Your goal
Tally the lines in these records that hold the string "emoji", and reply with the number alone.

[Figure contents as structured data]
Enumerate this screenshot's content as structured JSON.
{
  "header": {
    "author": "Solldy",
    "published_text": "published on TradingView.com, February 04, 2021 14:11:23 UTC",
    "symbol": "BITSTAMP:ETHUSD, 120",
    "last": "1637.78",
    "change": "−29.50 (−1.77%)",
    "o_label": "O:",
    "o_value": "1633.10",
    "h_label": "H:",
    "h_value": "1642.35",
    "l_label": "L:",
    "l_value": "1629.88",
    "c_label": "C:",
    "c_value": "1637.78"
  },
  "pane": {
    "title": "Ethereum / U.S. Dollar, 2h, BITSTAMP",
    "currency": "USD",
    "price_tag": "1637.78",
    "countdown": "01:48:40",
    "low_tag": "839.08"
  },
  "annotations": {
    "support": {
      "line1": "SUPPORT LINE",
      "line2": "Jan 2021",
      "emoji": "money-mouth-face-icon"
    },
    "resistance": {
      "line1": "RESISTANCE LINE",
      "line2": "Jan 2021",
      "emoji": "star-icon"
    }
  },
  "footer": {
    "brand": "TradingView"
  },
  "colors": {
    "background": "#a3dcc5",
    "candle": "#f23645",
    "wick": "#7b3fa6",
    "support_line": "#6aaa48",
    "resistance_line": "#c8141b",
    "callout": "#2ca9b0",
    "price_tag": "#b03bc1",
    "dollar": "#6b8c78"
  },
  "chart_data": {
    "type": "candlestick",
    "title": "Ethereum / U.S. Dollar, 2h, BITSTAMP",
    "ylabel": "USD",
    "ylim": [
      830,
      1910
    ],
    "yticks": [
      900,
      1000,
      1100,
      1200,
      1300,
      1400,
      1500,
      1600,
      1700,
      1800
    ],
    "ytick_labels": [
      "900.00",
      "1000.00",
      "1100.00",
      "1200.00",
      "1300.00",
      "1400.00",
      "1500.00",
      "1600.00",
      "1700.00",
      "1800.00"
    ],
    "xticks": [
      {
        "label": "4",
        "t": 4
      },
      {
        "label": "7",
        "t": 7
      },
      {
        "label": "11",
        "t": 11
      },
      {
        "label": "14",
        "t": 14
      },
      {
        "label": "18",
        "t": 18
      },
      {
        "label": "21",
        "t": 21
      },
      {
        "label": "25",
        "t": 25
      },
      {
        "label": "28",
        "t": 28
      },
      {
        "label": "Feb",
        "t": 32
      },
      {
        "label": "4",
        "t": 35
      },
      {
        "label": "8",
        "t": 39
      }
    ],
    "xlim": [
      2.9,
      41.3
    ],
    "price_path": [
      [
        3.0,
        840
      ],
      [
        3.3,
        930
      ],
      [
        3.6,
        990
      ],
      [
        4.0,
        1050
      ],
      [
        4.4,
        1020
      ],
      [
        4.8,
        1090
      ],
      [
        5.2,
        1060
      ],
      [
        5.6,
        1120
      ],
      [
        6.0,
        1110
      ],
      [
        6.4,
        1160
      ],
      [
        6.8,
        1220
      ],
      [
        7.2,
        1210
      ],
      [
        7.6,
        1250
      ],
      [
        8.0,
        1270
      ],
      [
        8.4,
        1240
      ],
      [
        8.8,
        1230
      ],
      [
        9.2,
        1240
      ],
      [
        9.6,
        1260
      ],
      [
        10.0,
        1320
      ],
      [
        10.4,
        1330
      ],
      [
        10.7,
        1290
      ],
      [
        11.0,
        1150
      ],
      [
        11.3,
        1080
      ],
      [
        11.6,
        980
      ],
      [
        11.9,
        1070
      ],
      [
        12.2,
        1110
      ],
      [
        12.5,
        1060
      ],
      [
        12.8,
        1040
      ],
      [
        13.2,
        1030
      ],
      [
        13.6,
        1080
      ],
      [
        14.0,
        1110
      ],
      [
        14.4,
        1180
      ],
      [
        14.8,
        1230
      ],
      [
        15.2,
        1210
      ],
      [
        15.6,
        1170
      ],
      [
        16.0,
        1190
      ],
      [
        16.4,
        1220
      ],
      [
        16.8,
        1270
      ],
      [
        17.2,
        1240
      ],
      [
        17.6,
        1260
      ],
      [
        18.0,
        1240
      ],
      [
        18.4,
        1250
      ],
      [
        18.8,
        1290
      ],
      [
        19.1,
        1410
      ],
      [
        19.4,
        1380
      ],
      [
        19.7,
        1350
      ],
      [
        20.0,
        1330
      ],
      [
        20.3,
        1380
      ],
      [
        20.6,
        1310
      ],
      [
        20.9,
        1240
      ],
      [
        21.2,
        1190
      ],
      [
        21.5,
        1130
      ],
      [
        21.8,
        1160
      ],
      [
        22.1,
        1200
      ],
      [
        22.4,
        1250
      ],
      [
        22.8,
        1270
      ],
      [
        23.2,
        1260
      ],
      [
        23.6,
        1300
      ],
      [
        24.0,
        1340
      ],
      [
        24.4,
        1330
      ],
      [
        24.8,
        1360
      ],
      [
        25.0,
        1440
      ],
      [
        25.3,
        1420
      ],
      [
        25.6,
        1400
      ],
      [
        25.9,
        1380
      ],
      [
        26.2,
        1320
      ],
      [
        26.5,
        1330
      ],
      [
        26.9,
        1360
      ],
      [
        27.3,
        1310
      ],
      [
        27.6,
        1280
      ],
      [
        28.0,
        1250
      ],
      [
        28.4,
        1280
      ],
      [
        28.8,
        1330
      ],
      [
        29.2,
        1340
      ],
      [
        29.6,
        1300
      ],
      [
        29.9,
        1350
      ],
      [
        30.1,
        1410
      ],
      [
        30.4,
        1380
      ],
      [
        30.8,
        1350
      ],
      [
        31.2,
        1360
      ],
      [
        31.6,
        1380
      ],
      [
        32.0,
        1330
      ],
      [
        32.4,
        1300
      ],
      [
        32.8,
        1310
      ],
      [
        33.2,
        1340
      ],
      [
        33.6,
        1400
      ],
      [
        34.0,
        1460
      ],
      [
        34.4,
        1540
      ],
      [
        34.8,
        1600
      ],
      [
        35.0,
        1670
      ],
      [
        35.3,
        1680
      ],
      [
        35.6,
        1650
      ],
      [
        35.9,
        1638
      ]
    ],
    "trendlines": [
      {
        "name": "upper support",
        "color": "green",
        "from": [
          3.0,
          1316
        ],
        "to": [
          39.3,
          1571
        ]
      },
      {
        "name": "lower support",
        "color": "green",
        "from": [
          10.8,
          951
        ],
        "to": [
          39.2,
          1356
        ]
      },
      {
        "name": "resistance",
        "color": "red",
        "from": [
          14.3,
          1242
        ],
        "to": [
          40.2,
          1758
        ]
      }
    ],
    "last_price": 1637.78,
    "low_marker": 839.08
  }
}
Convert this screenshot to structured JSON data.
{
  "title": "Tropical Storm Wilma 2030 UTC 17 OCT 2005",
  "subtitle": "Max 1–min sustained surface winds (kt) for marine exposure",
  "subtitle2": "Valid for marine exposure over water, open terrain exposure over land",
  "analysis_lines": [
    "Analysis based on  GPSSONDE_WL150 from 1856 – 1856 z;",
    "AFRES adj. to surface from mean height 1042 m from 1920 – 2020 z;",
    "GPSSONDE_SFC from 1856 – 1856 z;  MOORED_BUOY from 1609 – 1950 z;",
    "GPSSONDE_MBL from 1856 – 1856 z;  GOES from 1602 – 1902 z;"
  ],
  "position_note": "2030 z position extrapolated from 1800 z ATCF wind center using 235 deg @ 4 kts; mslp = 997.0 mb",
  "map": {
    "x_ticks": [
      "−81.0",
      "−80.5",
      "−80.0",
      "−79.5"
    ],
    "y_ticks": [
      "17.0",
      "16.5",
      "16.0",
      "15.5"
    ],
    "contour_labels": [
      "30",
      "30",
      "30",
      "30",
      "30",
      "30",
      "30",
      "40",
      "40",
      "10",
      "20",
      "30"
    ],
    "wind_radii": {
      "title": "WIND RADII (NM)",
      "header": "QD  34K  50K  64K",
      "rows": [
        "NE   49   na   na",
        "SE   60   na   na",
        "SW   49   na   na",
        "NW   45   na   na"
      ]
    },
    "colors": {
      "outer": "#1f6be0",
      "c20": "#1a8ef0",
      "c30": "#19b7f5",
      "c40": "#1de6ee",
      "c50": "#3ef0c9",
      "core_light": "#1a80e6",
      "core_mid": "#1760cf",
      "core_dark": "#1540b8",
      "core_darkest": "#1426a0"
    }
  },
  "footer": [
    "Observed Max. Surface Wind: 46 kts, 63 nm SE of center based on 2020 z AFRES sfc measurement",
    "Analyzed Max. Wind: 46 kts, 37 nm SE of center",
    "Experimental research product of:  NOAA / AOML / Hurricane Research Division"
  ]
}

Answer to the problem
2